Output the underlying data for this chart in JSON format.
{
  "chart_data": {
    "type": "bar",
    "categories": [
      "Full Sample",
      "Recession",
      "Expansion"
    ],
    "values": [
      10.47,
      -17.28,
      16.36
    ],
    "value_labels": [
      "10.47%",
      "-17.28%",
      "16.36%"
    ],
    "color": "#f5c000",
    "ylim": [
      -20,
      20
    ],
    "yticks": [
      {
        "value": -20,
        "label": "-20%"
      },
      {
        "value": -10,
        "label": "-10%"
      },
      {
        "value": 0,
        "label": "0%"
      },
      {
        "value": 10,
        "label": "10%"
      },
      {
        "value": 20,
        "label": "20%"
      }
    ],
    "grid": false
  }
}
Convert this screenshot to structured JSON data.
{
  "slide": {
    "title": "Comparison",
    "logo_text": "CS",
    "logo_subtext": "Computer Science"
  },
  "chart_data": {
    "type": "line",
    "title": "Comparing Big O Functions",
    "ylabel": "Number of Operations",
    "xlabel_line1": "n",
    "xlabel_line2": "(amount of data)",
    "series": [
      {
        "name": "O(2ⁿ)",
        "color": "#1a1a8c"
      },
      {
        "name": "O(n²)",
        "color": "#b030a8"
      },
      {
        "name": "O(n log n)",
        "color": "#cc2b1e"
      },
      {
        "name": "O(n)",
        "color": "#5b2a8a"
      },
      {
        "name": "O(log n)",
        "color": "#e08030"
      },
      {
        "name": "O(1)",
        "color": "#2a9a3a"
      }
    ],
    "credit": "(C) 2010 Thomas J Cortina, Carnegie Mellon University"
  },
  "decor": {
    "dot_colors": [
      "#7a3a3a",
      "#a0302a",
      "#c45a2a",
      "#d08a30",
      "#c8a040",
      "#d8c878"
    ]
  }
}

Problem statement »
Reproduce only the lines running from the one that contains "Convert this screenshot" to the last line of the records.

Complete answer »
Convert this screenshot to structured JSON data.
{
  "slide": {
    "title": "Comparison",
    "logo_text": "CS",
    "logo_subtext": "Computer Science"
  },
  "chart_data": {
    "type": "line",
    "title": "Comparing Big O Functions",
    "ylabel": "Number of Operations",
    "xlabel_line1": "n",
    "xlabel_line2": "(amount of data)",
    "series": [
      {
        "name": "O(2ⁿ)",
        "color": "#1a1a8c"
      },
      {
        "name": "O(n²)",
        "color": "#b030a8"
      },
      {
        "name": "O(n log n)",
        "color": "#cc2b1e"
      },
      {
        "name": "O(n)",
        "color": "#5b2a8a"
      },
      {
        "name": "O(log n)",
        "color": "#e08030"
      },
      {
        "name": "O(1)",
        "color": "#2a9a3a"
      }
    ],
    "credit": "(C) 2010 Thomas J Cortina, Carnegie Mellon University"
  },
  "decor": {
    "dot_colors": [
      "#7a3a3a",
      "#a0302a",
      "#c45a2a",
      "#d08a30",
      "#c8a040",
      "#d8c878"
    ]
  }
}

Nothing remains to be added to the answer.